#### Kutipan Pilihan
────────────────

Edhy Aruman: Konsep Purbayanomic Mulai Jadi Pembicaraan Serius di Kalangan Pelaku Ekonomi

Oleh Edhy Aruman, wartawan senior.

ORBITINDONESIA.COM - Konsep Purbayanomic mulai menjadi pembicaraan serius di kalangan pelaku ekonomi dan pengamat sejak serangkaian kebijakan fiskal dan deregulasi yang digagas oleh Menteri Keuangan Purbaya Yudhi Sadewa menunjukkan hasil di lapangan. 

Kebijakan ini lahir dari kesadaran bahwa Indonesia sedang berada pada dekade paling kritis menuju bonus demografi yang menentukan apakah bangsa ini akan “getting rich before getting old.”

Purbayanomic, dalam makna paling sederhana, adalah upaya menggabungkan kebijakan pro-bisnis, pro-rakyat, dan pro-stabilitas fiskal dalam satu kerangka kerja yang memperkuat konsumsi domestik, meningkatkan kepercayaan sektor usaha, dan menjaga keseimbangan.

Dengan bahasa lain, kebijakan ekonomi yang dipimpin oleh Menteri Keuangan Purbaya Yudhi Sadewa menekankan stimulus fiskal terarah, stabilitas harga, serta kebijakan pro-bisnis yang bertujuan memulihkan daya beli dan memperkuat basis pertumbuhan domestik. 

Indikator ekonomi terbaru memperlihatkan tanda-tanda bahwa strategi tersebut mulai bekerja di tingkat makro dan konsumsi masyarakat.

Data ekonomi Oktober 2025 menunjkkan inflasi Indonesia tercatat sebesar 2,86% secara tahunan, naik dari 2,65% pada September. Meski merupakan angka tertinggi sejak April 2024, inflasi ini tetap berada dalam rentang target Bank Indonesia di 1,5–3,5%. Secara bulanan, inflasi mencapai 0,28%, sementara inflasi inti naik ke 2,36% — tertinggi dalam empat bulan terakhir. 

Kenaikan ini tidak mencerminkan gejala overheating, tetapi menandakan pulihnya daya beli dan permintaan domestik. Setelah hampir dua tahun menghadapi stagnasi konsumsi, data ini justru mengindikasikan bahwa stimulus fiskal, penyesuaian regulasi, dan dorongan terhadap sektor riil mulai menghidupkan kembali aktivitas ekonomi masyarakat.

Sinyal lain datang dari sektor eksternal dan industri. Neraca perdagangan Indonesia tetap menunjukkan surplus sebesar USD4,3 miliar pada September 2025, meskipun sedikit turun dari USD5,5 miliar pada Agustus.

────────────────

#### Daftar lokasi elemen
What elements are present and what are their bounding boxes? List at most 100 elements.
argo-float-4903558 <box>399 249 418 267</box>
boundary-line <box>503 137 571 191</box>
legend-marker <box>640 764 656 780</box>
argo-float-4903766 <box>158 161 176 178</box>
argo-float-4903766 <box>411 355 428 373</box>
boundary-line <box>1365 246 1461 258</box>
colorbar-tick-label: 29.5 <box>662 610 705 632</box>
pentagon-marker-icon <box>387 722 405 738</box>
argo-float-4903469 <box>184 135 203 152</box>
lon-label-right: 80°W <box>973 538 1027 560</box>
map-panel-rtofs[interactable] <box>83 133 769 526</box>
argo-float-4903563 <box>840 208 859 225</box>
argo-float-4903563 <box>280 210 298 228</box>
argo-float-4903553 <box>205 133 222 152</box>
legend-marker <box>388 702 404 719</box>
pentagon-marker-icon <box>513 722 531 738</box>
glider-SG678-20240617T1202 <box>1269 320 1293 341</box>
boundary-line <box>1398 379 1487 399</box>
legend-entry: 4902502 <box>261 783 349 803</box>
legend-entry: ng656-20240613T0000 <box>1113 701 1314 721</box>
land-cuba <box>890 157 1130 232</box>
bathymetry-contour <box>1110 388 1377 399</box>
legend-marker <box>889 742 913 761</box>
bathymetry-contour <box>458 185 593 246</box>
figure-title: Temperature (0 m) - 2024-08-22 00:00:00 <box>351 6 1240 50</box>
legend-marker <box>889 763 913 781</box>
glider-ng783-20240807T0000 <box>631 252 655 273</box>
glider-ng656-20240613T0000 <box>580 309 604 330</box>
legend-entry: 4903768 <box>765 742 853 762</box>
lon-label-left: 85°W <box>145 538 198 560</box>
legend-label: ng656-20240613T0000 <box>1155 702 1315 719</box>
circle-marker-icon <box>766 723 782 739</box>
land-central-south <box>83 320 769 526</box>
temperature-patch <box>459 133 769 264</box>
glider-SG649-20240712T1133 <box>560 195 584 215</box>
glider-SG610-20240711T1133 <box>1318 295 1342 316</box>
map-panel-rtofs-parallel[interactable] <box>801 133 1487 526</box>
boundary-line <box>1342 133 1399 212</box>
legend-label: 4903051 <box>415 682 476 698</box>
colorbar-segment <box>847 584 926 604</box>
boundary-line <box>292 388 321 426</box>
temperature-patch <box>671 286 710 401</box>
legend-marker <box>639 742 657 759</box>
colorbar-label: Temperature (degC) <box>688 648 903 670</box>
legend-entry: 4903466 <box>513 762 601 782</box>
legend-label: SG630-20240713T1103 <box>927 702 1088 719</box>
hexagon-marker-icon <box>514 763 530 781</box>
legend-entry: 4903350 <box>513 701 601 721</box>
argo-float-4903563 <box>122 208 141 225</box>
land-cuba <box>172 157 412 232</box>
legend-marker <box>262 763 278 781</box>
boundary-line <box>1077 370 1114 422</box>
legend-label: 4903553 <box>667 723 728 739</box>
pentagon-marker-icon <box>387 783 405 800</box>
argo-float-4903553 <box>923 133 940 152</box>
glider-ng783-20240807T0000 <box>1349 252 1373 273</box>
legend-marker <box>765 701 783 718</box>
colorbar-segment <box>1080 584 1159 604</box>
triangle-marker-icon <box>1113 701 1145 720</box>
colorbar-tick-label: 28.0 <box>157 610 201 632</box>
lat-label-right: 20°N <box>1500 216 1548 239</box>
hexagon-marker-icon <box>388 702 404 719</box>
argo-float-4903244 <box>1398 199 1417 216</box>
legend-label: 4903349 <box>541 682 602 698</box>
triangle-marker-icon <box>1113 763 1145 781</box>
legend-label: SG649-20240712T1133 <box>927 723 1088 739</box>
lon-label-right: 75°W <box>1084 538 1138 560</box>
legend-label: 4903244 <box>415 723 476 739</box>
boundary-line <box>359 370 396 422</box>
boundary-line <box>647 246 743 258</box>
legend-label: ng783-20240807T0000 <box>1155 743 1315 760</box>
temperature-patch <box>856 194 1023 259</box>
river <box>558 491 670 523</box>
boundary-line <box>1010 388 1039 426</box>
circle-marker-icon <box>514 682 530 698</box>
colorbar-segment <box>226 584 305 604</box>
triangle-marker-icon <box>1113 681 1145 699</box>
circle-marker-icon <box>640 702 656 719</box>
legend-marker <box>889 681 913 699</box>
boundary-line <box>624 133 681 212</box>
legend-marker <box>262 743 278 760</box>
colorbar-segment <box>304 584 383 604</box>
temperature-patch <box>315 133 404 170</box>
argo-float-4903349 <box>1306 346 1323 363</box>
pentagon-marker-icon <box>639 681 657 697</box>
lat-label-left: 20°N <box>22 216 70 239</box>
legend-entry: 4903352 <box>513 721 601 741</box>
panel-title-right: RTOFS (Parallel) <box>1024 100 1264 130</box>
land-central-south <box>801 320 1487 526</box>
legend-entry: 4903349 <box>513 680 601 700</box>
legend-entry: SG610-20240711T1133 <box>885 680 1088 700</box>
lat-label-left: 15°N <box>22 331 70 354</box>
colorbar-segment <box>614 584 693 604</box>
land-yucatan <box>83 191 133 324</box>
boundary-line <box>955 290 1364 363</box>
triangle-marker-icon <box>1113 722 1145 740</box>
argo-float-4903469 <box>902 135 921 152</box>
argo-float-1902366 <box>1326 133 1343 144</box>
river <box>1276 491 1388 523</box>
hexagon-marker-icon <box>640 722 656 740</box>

────────────────

#### Rumusan Tugas
Jawab pertanyaan berikut berdasarkan artikel tentang Purbayanomic di atas.
(a) Siapa Menteri Keuangan yang menggagas kebijakan fiskal dan deregulasi tersebut?
(b) Berapa inflasi tahunan Indonesia pada Oktober 2025?
(c) Berapa surplus neraca perdagangan Indonesia pada September 2025?

#### Hasil Tugas
(a) Menteri Keuangan yang menggagas kebijakan tersebut adalah Purbaya Yudhi Sadewa.
(b) Inflasi tahunan Indonesia pada Oktober 2025 tercatat sebesar 2,86%.
(c) Surplus neraca perdagangan Indonesia pada September 2025 sebesar USD4,3 miliar.